Your task
Select and copy out every line in the records containing "Rate".

Extracted records
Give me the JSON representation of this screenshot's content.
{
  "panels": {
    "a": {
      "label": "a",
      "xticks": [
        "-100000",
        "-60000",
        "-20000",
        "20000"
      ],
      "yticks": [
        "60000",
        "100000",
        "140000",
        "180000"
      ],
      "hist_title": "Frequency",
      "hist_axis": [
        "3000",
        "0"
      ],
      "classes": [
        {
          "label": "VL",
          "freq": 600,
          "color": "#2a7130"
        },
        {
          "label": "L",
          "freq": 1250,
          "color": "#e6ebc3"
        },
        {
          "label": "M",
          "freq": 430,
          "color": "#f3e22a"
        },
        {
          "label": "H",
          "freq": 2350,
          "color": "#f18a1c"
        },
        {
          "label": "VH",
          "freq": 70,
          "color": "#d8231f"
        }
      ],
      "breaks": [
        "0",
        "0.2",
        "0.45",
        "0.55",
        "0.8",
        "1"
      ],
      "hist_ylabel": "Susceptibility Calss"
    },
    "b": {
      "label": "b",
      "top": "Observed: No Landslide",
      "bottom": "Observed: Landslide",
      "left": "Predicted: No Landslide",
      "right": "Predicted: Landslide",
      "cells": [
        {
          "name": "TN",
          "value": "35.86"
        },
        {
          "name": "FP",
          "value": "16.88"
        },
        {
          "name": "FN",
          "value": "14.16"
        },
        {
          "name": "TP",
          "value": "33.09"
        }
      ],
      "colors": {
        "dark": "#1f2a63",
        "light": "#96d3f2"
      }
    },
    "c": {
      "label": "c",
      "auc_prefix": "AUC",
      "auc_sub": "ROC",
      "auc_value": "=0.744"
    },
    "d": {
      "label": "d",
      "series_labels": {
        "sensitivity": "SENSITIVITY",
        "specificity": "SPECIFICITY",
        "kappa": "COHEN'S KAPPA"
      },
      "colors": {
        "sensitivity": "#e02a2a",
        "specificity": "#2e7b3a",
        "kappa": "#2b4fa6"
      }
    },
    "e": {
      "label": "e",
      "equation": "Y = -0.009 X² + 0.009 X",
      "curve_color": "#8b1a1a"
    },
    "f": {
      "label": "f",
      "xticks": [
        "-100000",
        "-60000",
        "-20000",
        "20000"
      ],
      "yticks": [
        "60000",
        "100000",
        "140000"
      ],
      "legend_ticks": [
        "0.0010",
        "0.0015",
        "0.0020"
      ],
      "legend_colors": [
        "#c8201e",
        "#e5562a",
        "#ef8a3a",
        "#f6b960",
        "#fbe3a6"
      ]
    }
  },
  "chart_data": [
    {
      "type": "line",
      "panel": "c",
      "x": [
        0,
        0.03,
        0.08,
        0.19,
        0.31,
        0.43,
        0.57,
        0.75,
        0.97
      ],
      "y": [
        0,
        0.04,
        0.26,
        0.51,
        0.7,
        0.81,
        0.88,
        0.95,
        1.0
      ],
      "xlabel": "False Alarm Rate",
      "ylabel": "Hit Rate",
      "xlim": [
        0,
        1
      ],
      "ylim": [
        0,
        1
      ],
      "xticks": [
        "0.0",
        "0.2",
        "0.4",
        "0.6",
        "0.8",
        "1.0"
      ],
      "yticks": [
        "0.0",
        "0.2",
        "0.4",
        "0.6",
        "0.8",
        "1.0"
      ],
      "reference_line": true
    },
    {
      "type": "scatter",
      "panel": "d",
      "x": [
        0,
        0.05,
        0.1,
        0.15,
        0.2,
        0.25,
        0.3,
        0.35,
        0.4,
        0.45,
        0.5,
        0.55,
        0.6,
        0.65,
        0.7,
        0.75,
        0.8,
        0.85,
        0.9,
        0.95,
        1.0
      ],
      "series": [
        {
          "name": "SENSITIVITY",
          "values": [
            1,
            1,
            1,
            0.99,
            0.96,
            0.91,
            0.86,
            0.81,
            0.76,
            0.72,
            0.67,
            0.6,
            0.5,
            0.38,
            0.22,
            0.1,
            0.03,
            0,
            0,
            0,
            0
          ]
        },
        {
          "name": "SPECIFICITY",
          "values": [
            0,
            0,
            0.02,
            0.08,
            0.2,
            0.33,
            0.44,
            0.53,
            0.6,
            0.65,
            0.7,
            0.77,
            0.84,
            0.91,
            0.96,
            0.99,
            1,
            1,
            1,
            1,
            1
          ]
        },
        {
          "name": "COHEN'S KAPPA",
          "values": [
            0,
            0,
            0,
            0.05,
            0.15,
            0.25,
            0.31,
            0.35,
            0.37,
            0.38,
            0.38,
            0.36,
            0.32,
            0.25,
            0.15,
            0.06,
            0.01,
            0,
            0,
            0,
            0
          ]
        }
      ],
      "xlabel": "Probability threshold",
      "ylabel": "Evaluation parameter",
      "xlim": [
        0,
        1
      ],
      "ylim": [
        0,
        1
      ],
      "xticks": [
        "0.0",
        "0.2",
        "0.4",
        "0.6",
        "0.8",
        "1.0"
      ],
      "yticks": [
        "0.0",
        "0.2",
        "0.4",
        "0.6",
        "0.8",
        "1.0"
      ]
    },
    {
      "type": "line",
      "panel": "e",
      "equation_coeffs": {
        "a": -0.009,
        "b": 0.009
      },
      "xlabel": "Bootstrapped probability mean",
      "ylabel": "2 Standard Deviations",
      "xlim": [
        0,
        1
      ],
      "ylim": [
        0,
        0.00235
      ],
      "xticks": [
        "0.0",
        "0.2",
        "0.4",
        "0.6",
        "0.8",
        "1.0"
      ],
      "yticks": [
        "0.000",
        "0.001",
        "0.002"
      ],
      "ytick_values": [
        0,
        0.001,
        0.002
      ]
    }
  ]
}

The completed task
      "xlabel": "False Alarm Rate",
      "ylabel": "Hit Rate",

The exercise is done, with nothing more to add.